* **EXERCISE GOAL**:
From the listing below, work out how many lines contain "systems". Reply with that number only.

* **RECORD EXCERPTS**:
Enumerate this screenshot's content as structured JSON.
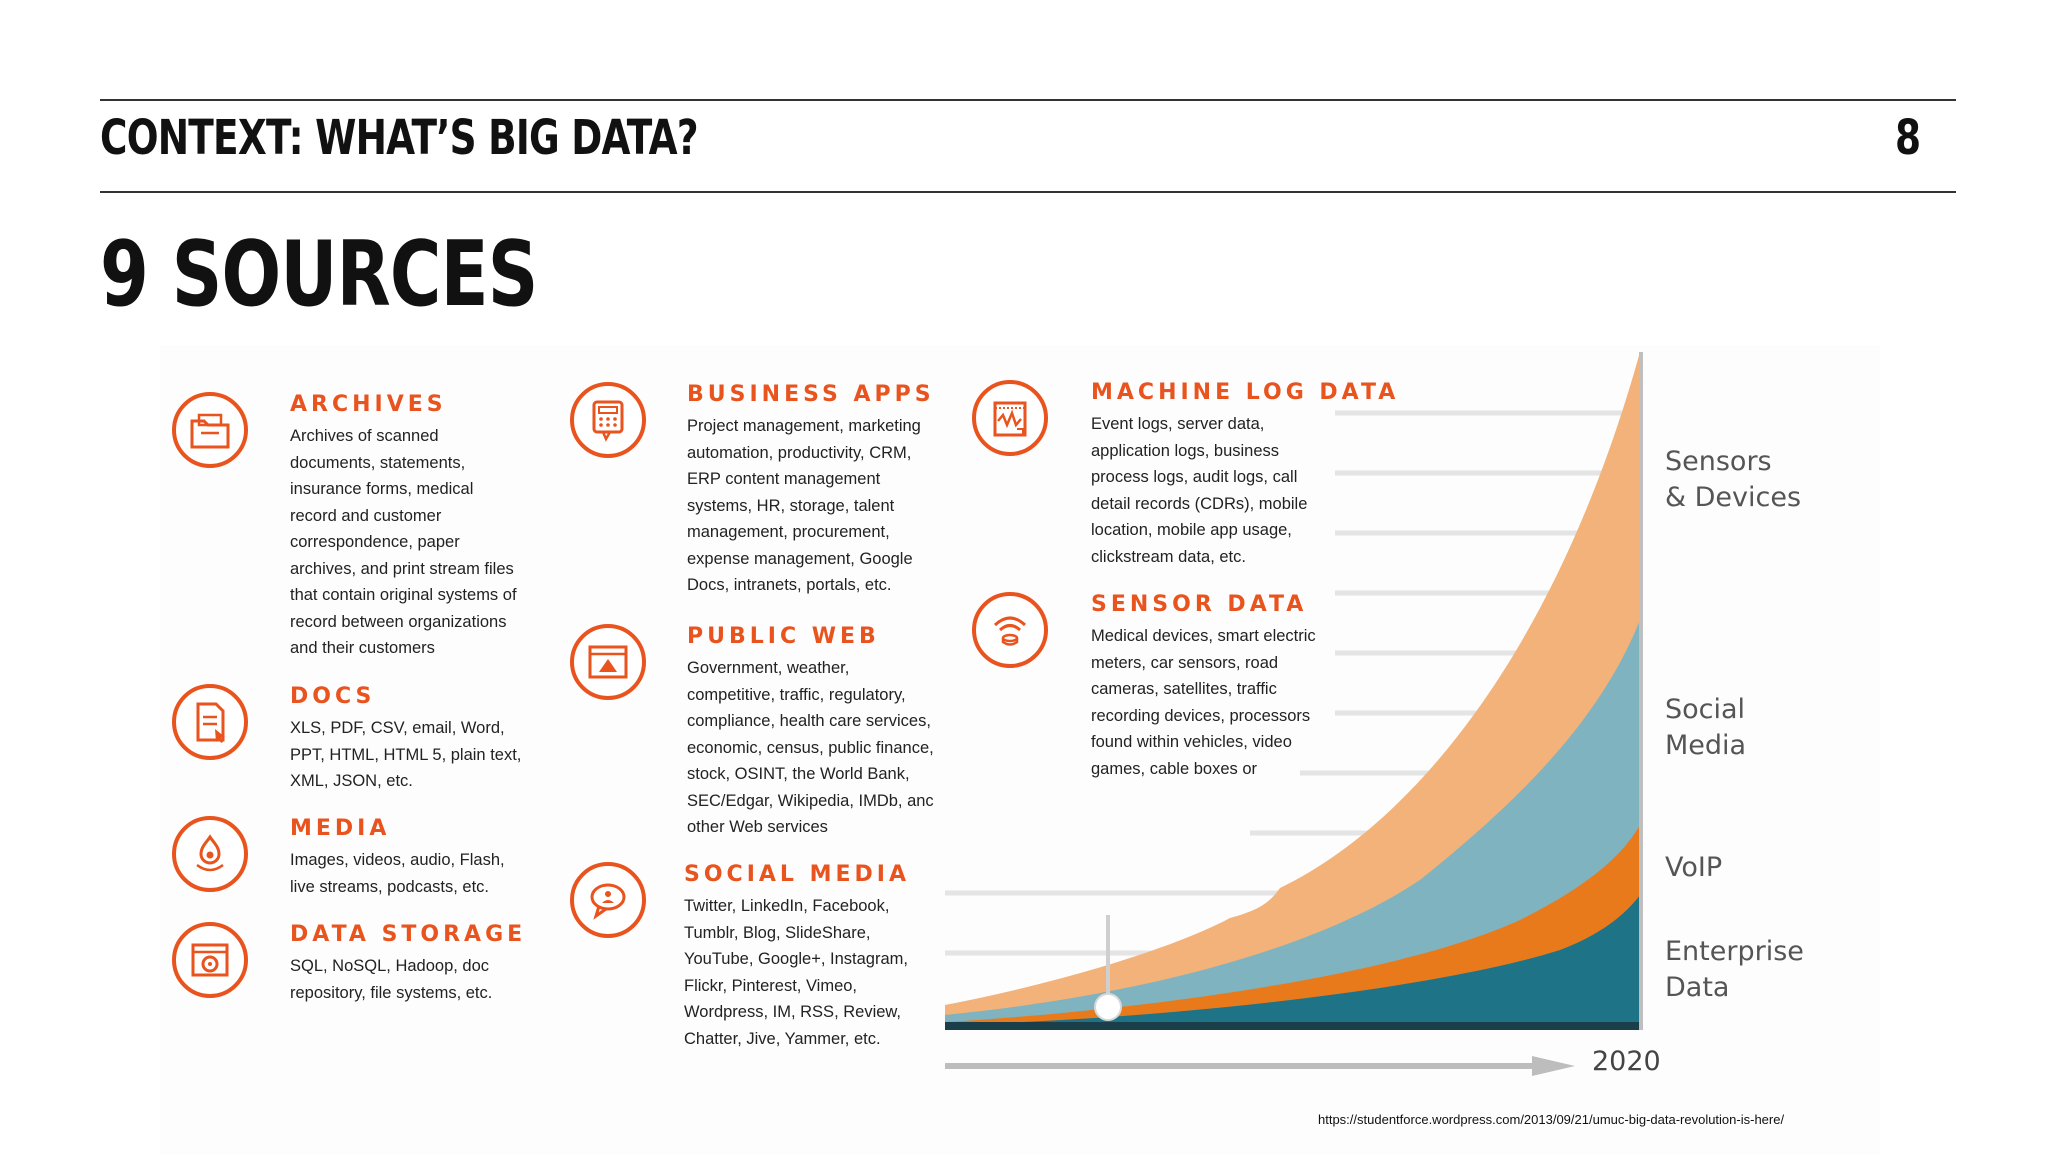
{
  "header": {
    "title": "CONTEXT: WHAT’S BIG DATA?",
    "page_number": "8"
  },
  "slide_title": "9 SOURCES",
  "sources": [
    {
      "title": "ARCHIVES",
      "icon": "folder-icon",
      "lines": [
        "Archives of scanned",
        "documents, statements,",
        "insurance forms, medical",
        "record and customer",
        "correspondence, paper",
        "archives, and print stream files",
        "that contain original systems of",
        "record between organizations",
        "and their customers"
      ]
    },
    {
      "title": "DOCS",
      "icon": "document-icon",
      "lines": [
        "XLS, PDF, CSV, email, Word,",
        "PPT, HTML, HTML 5, plain text,",
        "XML, JSON, etc."
      ]
    },
    {
      "title": "MEDIA",
      "icon": "media-icon",
      "lines": [
        "Images, videos, audio, Flash,",
        "live streams, podcasts, etc."
      ]
    },
    {
      "title": "DATA STORAGE",
      "icon": "storage-icon",
      "lines": [
        "SQL, NoSQL, Hadoop, doc",
        "repository, file systems, etc."
      ]
    },
    {
      "title": "BUSINESS APPS",
      "icon": "calculator-icon",
      "lines": [
        "Project management, marketing",
        "automation, productivity, CRM,",
        "ERP content management",
        "systems, HR, storage, talent",
        "management, procurement,",
        "expense management, Google",
        "Docs, intranets, portals, etc."
      ]
    },
    {
      "title": "PUBLIC WEB",
      "icon": "browser-icon",
      "lines": [
        "Government, weather,",
        "competitive, traffic, regulatory,",
        "compliance, health care services,",
        "economic, census, public finance,",
        "stock, OSINT, the World Bank,",
        "SEC/Edgar, Wikipedia, IMDb, anc",
        "other Web services"
      ]
    },
    {
      "title": "SOCIAL MEDIA",
      "icon": "chat-bubble-icon",
      "lines": [
        "Twitter, LinkedIn, Facebook,",
        "Tumblr, Blog, SlideShare,",
        "YouTube, Google+, Instagram,",
        "Flickr, Pinterest, Vimeo,",
        "Wordpress, IM, RSS, Review,",
        "Chatter, Jive, Yammer, etc."
      ]
    },
    {
      "title": "MACHINE LOG DATA",
      "icon": "log-chart-icon",
      "lines": [
        "Event logs, server data,",
        "application logs, business",
        "process logs, audit logs, call",
        "detail records (CDRs), mobile",
        "location, mobile app usage,",
        "clickstream data, etc."
      ]
    },
    {
      "title": "SENSOR DATA",
      "icon": "sensor-icon",
      "lines": [
        "Medical devices, smart electric",
        "meters, car sensors, road",
        "cameras, satellites, traffic",
        "recording devices, processors",
        "found within vehicles, video",
        "games, cable boxes or"
      ]
    }
  ],
  "chart": {
    "series": [
      {
        "name": "Sensors\n& Devices",
        "color": "#f2b27a"
      },
      {
        "name": "Social\nMedia",
        "color": "#7fb3bf"
      },
      {
        "name": "VoIP",
        "color": "#e87a1c"
      },
      {
        "name": "Enterprise\nData",
        "color": "#1f7387"
      }
    ],
    "year_label": "2020"
  },
  "citation": "https://studentforce.wordpress.com/2013/09/21/umuc-big-data-revolution-is-here/"
}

* **TASK RESPONSE**:
3